### EXERCISE:
Only a number is wanted: how many lines in these records contain the word "АДРЕС"?

Dataset rows about figures:
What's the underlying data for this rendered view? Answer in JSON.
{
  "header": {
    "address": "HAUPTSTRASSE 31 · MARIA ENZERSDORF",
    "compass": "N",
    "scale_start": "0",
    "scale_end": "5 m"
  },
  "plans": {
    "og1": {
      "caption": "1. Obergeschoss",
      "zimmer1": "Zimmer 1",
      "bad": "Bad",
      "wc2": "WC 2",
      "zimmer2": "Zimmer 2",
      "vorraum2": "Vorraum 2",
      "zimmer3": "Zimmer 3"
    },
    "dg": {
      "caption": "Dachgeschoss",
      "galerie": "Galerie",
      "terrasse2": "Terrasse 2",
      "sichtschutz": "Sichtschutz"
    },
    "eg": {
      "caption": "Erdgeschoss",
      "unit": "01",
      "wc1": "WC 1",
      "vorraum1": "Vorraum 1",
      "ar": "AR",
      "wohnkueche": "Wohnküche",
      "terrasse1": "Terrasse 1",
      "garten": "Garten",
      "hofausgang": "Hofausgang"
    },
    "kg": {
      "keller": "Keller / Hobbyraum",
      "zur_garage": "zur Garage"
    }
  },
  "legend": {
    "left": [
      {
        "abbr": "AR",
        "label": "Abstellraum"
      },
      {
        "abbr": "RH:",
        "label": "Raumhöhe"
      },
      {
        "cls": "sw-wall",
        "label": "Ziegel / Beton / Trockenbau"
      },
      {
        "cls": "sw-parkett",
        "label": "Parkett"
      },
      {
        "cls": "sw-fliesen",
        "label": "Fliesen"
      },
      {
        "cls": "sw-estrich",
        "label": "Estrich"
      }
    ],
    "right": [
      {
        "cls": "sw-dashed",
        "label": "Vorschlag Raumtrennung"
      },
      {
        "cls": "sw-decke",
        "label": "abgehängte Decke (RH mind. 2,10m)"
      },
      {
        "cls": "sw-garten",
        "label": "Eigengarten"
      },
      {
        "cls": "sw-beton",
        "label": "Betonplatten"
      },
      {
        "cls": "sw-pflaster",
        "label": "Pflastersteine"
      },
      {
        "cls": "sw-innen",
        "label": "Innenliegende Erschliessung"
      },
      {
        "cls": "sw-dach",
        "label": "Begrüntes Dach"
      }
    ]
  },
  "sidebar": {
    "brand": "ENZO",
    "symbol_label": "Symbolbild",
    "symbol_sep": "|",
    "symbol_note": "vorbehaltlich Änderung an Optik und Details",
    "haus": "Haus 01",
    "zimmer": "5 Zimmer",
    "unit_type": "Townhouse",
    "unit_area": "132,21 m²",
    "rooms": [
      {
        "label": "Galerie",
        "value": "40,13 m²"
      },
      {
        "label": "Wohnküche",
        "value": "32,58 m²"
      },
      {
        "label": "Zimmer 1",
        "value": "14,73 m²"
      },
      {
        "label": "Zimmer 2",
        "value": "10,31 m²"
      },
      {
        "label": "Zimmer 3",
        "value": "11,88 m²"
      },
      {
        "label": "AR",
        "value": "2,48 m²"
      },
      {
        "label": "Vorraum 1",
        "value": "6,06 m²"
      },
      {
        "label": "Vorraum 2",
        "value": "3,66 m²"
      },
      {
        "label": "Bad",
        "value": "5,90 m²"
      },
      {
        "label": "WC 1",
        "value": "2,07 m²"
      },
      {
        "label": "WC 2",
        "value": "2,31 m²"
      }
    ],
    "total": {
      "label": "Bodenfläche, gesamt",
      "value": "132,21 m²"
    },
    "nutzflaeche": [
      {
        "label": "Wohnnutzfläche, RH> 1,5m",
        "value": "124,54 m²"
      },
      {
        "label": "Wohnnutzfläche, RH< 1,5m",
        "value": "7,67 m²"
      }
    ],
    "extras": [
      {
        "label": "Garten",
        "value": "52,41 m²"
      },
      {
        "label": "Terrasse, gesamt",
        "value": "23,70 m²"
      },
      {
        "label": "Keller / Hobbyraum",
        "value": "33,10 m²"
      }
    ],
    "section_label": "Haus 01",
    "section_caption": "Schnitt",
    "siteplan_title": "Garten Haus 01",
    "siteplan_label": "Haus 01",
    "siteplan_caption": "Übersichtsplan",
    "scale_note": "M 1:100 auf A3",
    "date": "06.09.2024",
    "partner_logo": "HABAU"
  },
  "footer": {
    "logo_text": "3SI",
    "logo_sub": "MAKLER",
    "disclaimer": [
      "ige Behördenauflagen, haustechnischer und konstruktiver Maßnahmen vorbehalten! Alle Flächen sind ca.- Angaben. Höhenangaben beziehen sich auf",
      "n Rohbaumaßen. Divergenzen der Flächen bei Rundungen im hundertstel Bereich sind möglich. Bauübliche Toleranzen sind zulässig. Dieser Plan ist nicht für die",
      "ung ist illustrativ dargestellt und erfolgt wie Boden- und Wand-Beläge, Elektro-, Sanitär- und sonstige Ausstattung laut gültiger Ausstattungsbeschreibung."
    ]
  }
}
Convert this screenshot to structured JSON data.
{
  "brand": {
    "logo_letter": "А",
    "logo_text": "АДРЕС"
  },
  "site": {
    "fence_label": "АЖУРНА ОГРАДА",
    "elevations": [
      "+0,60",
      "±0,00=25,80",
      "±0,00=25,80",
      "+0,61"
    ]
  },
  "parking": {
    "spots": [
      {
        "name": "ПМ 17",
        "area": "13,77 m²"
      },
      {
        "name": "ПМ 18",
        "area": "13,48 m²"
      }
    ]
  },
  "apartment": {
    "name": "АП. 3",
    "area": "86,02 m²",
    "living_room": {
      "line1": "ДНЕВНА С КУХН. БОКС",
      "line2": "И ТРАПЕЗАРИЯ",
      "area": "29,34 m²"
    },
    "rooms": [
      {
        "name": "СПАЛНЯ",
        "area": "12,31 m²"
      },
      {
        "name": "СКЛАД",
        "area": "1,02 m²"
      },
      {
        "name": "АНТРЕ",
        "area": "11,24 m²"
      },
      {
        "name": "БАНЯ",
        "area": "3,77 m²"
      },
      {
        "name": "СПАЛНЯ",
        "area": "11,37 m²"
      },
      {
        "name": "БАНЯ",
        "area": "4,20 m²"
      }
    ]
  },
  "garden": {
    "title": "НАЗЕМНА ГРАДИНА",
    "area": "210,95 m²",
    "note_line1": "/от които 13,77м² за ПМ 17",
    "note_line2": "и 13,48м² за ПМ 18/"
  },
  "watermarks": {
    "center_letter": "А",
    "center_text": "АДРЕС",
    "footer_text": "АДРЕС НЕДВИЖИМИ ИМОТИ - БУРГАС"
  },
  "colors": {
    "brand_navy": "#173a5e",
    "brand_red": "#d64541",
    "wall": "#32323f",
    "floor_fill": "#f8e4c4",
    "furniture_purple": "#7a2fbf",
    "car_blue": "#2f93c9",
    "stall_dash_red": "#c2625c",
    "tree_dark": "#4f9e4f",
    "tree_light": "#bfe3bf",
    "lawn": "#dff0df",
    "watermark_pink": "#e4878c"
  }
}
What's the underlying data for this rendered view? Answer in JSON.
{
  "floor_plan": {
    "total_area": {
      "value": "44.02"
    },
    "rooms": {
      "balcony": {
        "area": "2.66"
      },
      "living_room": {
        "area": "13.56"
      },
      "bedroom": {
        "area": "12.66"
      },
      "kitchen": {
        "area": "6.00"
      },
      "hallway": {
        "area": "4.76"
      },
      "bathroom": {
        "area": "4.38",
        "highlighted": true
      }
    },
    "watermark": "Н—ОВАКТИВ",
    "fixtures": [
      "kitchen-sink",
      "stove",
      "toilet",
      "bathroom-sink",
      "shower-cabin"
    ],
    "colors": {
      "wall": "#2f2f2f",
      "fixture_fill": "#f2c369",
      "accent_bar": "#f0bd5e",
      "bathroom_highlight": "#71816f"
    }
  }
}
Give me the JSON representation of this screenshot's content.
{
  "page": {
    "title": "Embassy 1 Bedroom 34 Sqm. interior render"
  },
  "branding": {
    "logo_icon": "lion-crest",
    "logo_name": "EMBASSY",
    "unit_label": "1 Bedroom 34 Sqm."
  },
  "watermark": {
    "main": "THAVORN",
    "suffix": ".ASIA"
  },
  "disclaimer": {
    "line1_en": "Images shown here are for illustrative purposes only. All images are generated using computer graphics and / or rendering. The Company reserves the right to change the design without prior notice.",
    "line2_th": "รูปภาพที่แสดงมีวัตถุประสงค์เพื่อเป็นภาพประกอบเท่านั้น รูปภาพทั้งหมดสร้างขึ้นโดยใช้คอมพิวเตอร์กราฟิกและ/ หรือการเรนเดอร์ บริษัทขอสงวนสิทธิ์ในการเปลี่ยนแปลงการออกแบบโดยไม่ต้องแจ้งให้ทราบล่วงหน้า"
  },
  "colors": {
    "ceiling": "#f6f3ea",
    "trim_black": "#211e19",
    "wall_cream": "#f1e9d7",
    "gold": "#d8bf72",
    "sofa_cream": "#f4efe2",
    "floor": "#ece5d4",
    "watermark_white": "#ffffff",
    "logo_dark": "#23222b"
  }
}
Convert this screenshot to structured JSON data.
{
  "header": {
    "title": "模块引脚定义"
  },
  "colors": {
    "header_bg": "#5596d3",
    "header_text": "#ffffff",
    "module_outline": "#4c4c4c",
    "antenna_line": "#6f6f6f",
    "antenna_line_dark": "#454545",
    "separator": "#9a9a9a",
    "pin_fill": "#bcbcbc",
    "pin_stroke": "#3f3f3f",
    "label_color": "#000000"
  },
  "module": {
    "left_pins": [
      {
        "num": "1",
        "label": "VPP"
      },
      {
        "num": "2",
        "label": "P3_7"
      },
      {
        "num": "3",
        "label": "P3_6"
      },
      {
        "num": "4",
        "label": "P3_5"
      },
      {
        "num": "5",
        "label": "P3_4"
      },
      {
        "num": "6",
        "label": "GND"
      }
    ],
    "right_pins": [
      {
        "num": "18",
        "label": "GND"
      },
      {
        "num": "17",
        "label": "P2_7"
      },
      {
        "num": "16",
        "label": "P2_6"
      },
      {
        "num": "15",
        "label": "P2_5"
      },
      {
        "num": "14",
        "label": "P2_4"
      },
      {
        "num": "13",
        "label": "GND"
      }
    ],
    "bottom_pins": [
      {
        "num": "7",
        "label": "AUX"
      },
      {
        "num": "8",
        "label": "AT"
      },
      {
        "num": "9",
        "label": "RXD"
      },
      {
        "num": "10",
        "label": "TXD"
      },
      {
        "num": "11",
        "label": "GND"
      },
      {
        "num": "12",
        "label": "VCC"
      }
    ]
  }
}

### FINAL ANSWER:
3